WHAT IS REQUIRED>
Locate each line in the records containing "NEPALI". Copy it.

DATA ENTRIES>
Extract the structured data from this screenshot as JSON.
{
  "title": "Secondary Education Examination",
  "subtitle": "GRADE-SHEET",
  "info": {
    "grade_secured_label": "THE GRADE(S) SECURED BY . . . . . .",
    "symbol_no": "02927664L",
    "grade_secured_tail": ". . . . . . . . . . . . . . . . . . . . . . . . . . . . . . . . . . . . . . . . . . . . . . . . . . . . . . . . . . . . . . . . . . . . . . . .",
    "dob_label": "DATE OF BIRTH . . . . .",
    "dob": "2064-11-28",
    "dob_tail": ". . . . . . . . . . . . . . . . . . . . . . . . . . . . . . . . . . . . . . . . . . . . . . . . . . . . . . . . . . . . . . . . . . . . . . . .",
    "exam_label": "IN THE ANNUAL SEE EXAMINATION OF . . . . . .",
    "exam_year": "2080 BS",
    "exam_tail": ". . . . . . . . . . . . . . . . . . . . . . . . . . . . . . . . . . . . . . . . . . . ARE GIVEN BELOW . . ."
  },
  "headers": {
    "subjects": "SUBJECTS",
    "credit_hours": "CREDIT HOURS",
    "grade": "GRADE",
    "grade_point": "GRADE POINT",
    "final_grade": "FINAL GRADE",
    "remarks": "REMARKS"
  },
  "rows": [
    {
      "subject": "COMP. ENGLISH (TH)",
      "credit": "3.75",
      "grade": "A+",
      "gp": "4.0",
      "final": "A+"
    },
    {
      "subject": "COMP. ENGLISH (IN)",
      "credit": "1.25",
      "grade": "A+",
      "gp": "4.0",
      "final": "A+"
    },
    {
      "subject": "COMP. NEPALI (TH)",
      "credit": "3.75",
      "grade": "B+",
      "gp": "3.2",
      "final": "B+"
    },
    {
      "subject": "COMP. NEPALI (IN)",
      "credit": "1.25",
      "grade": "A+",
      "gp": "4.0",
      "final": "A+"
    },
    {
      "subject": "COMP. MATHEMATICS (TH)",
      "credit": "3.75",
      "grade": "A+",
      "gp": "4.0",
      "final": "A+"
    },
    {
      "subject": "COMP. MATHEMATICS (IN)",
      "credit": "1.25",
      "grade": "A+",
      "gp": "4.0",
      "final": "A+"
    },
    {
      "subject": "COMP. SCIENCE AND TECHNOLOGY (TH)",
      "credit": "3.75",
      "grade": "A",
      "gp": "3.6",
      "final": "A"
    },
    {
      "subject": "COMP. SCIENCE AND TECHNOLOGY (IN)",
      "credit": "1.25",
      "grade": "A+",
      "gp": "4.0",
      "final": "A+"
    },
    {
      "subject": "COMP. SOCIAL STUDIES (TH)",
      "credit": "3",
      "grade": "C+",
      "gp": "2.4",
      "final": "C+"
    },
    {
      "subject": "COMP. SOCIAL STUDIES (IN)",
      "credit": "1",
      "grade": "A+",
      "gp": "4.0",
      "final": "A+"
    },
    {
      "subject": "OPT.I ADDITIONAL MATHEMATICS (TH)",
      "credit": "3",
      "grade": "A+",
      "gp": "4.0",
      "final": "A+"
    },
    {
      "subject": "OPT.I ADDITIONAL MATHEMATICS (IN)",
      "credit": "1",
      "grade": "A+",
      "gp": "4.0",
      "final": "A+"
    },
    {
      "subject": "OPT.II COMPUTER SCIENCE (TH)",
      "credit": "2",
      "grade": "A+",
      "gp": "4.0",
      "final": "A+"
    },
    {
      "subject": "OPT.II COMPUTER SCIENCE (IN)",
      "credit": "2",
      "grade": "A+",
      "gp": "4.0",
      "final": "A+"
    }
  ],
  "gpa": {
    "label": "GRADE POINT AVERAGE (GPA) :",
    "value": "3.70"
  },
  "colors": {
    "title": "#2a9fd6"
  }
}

---

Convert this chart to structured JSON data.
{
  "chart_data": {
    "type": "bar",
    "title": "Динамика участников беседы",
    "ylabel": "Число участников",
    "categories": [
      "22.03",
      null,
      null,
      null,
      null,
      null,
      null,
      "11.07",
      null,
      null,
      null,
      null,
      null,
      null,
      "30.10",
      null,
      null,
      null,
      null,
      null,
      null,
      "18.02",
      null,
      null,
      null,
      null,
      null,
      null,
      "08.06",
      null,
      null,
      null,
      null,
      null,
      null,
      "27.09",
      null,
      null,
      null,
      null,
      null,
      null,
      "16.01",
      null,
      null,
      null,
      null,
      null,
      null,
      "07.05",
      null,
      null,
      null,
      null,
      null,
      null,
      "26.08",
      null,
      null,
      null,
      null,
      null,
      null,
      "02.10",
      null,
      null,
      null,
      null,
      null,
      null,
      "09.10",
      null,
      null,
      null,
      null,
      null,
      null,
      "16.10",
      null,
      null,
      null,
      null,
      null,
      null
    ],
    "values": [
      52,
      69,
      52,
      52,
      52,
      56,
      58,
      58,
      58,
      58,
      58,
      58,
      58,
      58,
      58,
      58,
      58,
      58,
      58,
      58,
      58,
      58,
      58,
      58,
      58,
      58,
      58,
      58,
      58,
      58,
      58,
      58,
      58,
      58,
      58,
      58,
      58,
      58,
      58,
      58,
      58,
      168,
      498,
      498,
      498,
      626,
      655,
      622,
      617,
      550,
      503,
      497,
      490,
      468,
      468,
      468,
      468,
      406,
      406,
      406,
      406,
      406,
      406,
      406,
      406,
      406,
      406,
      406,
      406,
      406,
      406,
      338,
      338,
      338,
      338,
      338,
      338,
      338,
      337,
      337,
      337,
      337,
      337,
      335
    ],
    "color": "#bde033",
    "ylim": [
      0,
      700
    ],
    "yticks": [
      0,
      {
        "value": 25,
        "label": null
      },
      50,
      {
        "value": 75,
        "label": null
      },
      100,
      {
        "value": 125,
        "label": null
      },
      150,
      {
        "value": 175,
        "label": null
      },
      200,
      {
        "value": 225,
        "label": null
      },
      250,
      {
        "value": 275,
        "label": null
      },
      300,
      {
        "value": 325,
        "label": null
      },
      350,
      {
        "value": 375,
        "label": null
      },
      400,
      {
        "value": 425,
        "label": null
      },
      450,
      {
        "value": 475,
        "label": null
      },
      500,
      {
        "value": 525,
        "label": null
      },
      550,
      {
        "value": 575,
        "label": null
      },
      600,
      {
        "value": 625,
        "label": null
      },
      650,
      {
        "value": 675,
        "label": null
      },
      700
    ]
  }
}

RESULT OF THE EXERCISE>
      "subject": "COMP. NEPALI (TH)",
      "subject": "COMP. NEPALI (IN)",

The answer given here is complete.